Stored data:

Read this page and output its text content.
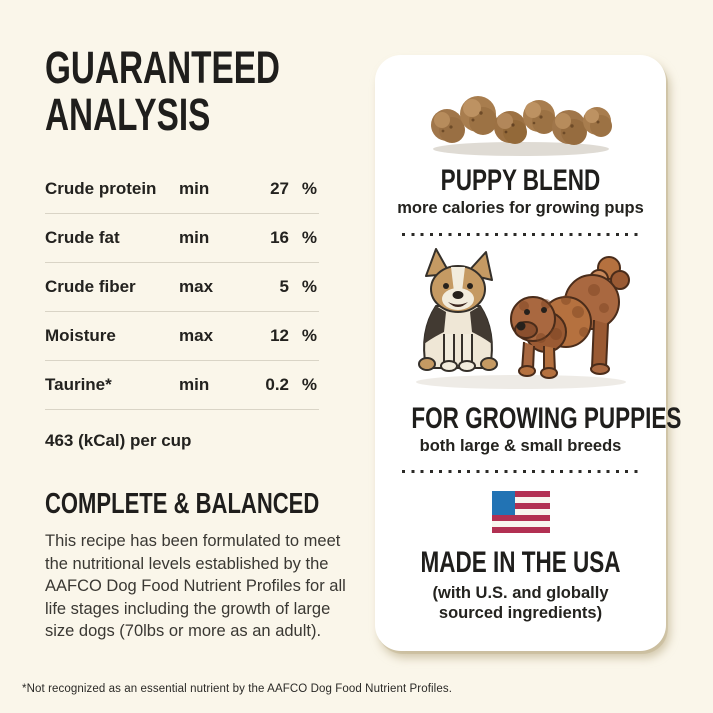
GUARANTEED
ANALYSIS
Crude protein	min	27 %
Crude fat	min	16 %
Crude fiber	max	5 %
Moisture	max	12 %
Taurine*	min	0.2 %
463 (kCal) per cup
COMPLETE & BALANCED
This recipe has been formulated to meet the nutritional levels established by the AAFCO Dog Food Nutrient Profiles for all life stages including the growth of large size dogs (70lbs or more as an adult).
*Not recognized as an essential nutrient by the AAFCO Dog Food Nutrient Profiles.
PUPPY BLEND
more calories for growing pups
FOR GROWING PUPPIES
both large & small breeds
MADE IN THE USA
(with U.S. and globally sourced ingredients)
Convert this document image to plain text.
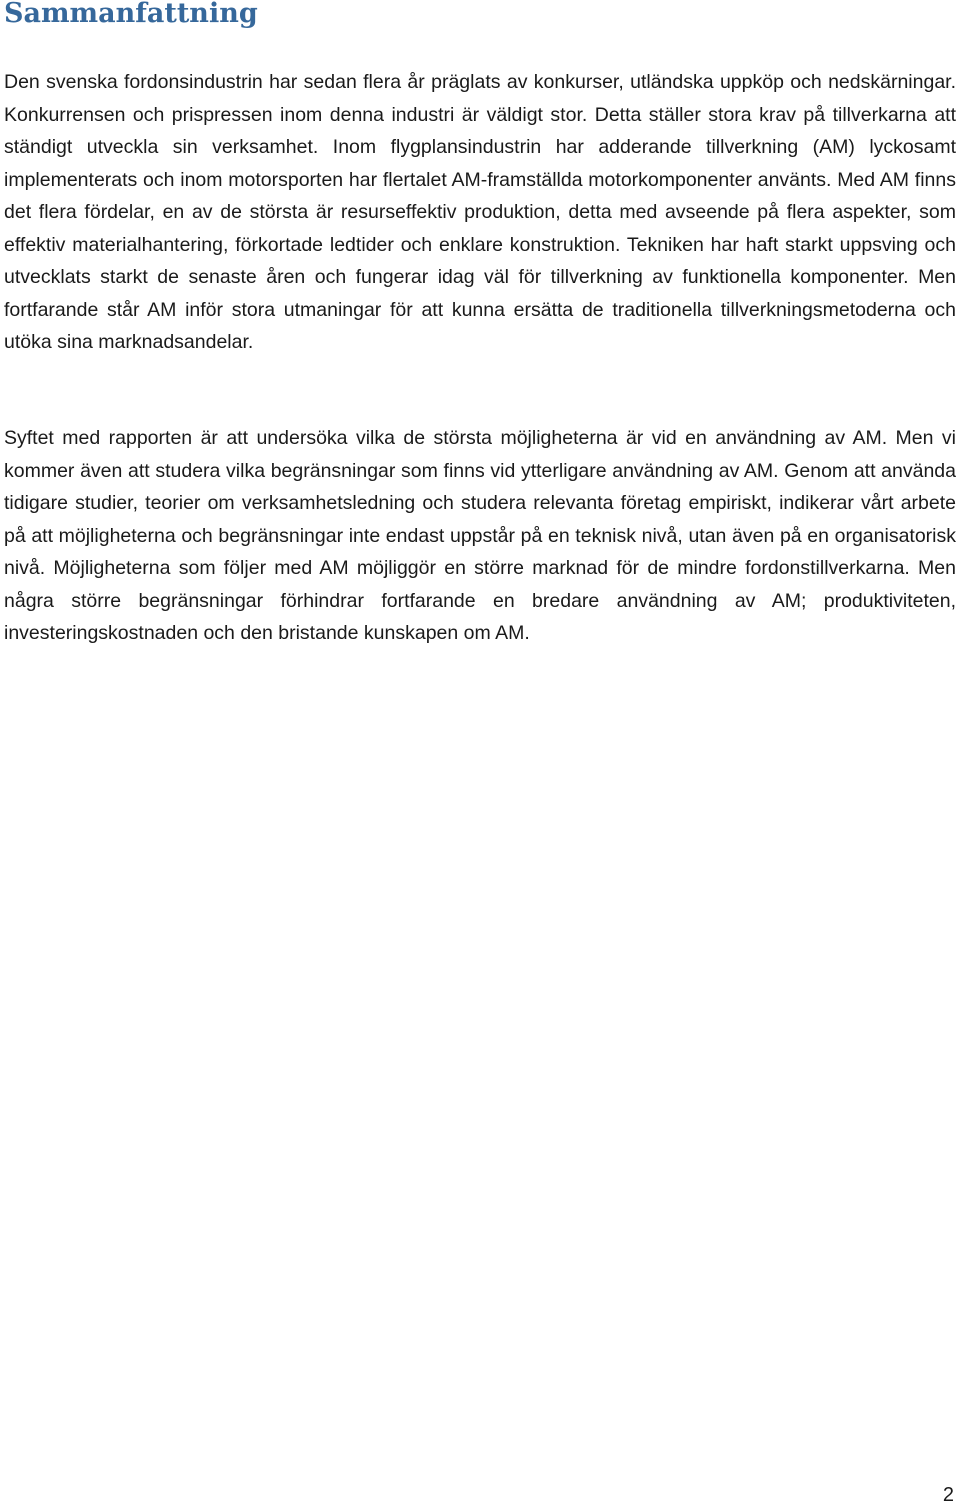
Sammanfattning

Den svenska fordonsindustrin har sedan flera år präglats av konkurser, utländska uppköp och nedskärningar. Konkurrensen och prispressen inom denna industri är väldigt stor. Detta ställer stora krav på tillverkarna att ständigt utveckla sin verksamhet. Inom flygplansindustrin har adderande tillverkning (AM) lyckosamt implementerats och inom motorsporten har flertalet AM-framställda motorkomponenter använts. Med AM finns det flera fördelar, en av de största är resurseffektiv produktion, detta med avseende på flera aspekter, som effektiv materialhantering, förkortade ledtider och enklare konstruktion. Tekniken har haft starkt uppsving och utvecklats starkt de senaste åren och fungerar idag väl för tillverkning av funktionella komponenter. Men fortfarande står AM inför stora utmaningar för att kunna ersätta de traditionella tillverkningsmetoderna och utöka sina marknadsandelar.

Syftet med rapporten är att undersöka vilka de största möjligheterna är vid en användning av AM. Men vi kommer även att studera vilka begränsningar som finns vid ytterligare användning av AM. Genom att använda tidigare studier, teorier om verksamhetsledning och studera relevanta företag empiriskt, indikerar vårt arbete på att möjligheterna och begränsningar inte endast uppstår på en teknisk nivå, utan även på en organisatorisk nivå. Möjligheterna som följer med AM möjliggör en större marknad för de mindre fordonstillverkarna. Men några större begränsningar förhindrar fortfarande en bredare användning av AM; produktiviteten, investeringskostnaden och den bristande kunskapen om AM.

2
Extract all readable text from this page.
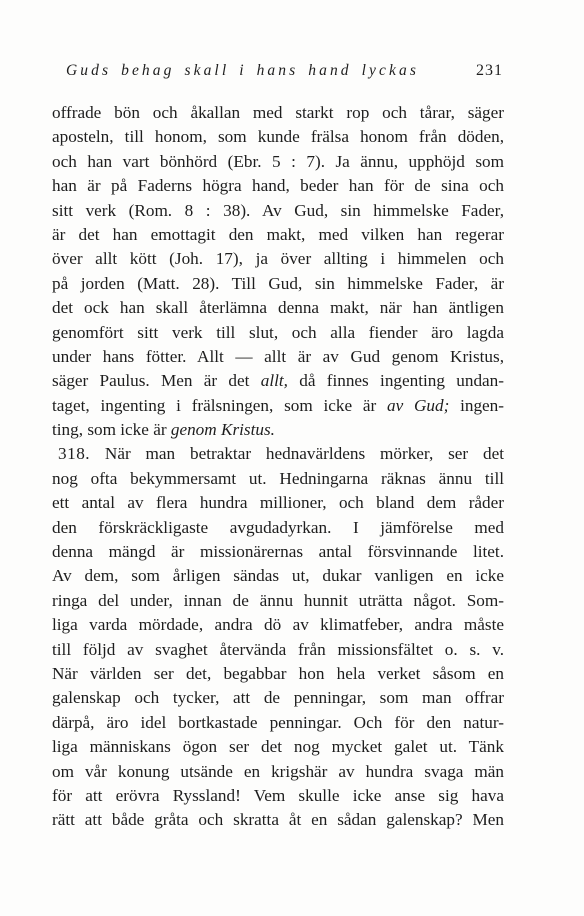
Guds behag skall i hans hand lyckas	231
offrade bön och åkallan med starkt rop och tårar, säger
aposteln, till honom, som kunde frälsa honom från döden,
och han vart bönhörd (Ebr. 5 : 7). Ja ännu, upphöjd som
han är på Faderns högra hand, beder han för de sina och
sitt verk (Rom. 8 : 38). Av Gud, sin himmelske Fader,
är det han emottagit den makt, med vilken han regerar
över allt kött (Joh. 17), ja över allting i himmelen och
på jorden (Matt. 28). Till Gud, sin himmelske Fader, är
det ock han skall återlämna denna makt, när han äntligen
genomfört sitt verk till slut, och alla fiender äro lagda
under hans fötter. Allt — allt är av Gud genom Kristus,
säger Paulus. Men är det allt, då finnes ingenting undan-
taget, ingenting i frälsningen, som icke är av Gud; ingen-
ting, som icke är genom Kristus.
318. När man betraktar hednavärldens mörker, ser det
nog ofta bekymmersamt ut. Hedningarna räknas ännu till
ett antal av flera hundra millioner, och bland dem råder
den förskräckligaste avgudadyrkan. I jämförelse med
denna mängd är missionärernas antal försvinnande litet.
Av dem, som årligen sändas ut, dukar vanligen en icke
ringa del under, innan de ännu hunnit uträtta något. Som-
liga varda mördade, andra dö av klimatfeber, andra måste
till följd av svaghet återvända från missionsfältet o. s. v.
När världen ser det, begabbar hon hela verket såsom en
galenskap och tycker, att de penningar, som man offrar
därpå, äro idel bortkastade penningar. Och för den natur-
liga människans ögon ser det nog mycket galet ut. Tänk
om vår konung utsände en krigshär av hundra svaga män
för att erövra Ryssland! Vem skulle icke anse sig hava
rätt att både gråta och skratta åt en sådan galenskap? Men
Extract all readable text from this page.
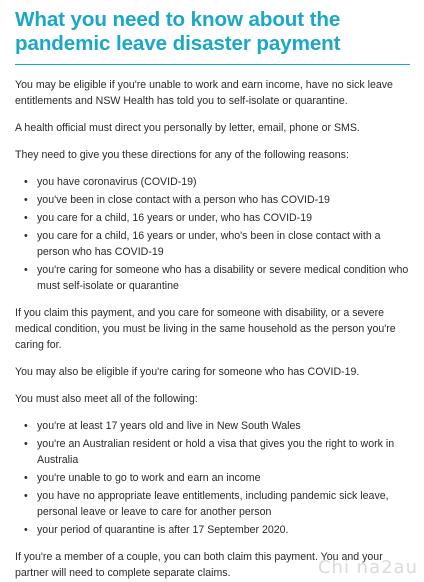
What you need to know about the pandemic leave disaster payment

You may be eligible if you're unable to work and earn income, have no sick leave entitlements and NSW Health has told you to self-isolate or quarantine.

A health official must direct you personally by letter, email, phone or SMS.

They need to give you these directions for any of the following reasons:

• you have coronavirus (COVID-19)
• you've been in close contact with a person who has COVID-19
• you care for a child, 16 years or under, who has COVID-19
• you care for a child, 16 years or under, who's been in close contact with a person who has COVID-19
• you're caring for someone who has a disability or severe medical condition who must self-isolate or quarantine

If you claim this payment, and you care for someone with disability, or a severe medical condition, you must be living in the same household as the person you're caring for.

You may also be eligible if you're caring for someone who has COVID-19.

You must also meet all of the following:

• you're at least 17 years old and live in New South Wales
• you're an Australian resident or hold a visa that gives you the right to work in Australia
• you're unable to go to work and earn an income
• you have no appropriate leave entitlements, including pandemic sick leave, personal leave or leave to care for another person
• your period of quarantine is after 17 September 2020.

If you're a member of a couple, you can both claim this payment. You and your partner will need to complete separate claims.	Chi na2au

== Your goal ==
Could the data above be reproduced exactly, with the pictures left out?

== Result for this exercise ==
Read this page and output its text content.
GUARANTEED
ANALYSIS
Crude protein	min	27 %
Crude fat	min	16 %
Crude fiber	max	5 %
Moisture	max	12 %
Taurine*	min	0.2 %
463 (kCal) per cup
COMPLETE & BALANCED
This recipe has been formulated to meet the nutritional levels established by the AAFCO Dog Food Nutrient Profiles for all life stages including the growth of large size dogs (70lbs or more as an adult).
*Not recognized as an essential nutrient by the AAFCO Dog Food Nutrient Profiles.
PUPPY BLEND
more calories for growing pups
FOR GROWING PUPPIES
both large & small breeds
MADE IN THE USA
(with U.S. and globally sourced ingredients)
Convert this document image to plain text.
Sammanfattning

Den svenska fordonsindustrin har sedan flera år präglats av konkurser, utländska uppköp och nedskärningar. Konkurrensen och prispressen inom denna industri är väldigt stor. Detta ställer stora krav på tillverkarna att ständigt utveckla sin verksamhet. Inom flygplansindustrin har adderande tillverkning (AM) lyckosamt implementerats och inom motorsporten har flertalet AM-framställda motorkomponenter använts. Med AM finns det flera fördelar, en av de största är resurseffektiv produktion, detta med avseende på flera aspekter, som effektiv materialhantering, förkortade ledtider och enklare konstruktion. Tekniken har haft starkt uppsving och utvecklats starkt de senaste åren och fungerar idag väl för tillverkning av funktionella komponenter. Men fortfarande står AM inför stora utmaningar för att kunna ersätta de traditionella tillverkningsmetoderna och utöka sina marknadsandelar.

Syftet med rapporten är att undersöka vilka de största möjligheterna är vid en användning av AM. Men vi kommer även att studera vilka begränsningar som finns vid ytterligare användning av AM. Genom att använda tidigare studier, teorier om verksamhetsledning och studera relevanta företag empiriskt, indikerar vårt arbete på att möjligheterna och begränsningar inte endast uppstår på en teknisk nivå, utan även på en organisatorisk nivå. Möjligheterna som följer med AM möjliggör en större marknad för de mindre fordonstillverkarna. Men några större begränsningar förhindrar fortfarande en bredare användning av AM; produktiviteten, investeringskostnaden och den bristande kunskapen om AM.

2
Extract all readable text from this page.
Guds behag skall i hans hand lyckas	231
offrade bön och åkallan med starkt rop och tårar, säger
aposteln, till honom, som kunde frälsa honom från döden,
och han vart bönhörd (Ebr. 5 : 7). Ja ännu, upphöjd som
han är på Faderns högra hand, beder han för de sina och
sitt verk (Rom. 8 : 38). Av Gud, sin himmelske Fader,
är det han emottagit den makt, med vilken han regerar
över allt kött (Joh. 17), ja över allting i himmelen och
på jorden (Matt. 28). Till Gud, sin himmelske Fader, är
det ock han skall återlämna denna makt, när han äntligen
genomfört sitt verk till slut, och alla fiender äro lagda
under hans fötter. Allt — allt är av Gud genom Kristus,
säger Paulus. Men är det allt, då finnes ingenting undan-
taget, ingenting i frälsningen, som icke är av Gud; ingen-
ting, som icke är genom Kristus.
318. När man betraktar hednavärldens mörker, ser det
nog ofta bekymmersamt ut. Hedningarna räknas ännu till
ett antal av flera hundra millioner, och bland dem råder
den förskräckligaste avgudadyrkan. I jämförelse med
denna mängd är missionärernas antal försvinnande litet.
Av dem, som årligen sändas ut, dukar vanligen en icke
ringa del under, innan de ännu hunnit uträtta något. Som-
liga varda mördade, andra dö av klimatfeber, andra måste
till följd av svaghet återvända från missionsfältet o. s. v.
När världen ser det, begabbar hon hela verket såsom en
galenskap och tycker, att de penningar, som man offrar
därpå, äro idel bortkastade penningar. Och för den natur-
liga människans ögon ser det nog mycket galet ut. Tänk
om vår konung utsände en krigshär av hundra svaga män
för att erövra Ryssland! Vem skulle icke anse sig hava
rätt att både gråta och skratta åt en sådan galenskap? Men
Extract all readable text from this page.
What you need to know about the pandemic leave disaster payment

You may be eligible if you're unable to work and earn income, have no sick leave entitlements and NSW Health has told you to self-isolate or quarantine.

A health official must direct you personally by letter, email, phone or SMS.

They need to give you these directions for any of the following reasons:

• you have coronavirus (COVID-19)
• you've been in close contact with a person who has COVID-19
• you care for a child, 16 years or under, who has COVID-19
• you care for a child, 16 years or under, who's been in close contact with a person who has COVID-19
• you're caring for someone who has a disability or severe medical condition who must self-isolate or quarantine

If you claim this payment, and you care for someone with disability, or a severe medical condition, you must be living in the same household as the person you're caring for.

You may also be eligible if you're caring for someone who has COVID-19.

You must also meet all of the following:

• you're at least 17 years old and live in New South Wales
• you're an Australian resident or hold a visa that gives you the right to work in Australia
• you're unable to go to work and earn an income
• you have no appropriate leave entitlements, including pandemic sick leave, personal leave or leave to care for another person
• your period of quarantine is after 17 September 2020.

If you're a member of a couple, you can both claim this payment. You and your partner will need to complete separate claims.	Chi na2au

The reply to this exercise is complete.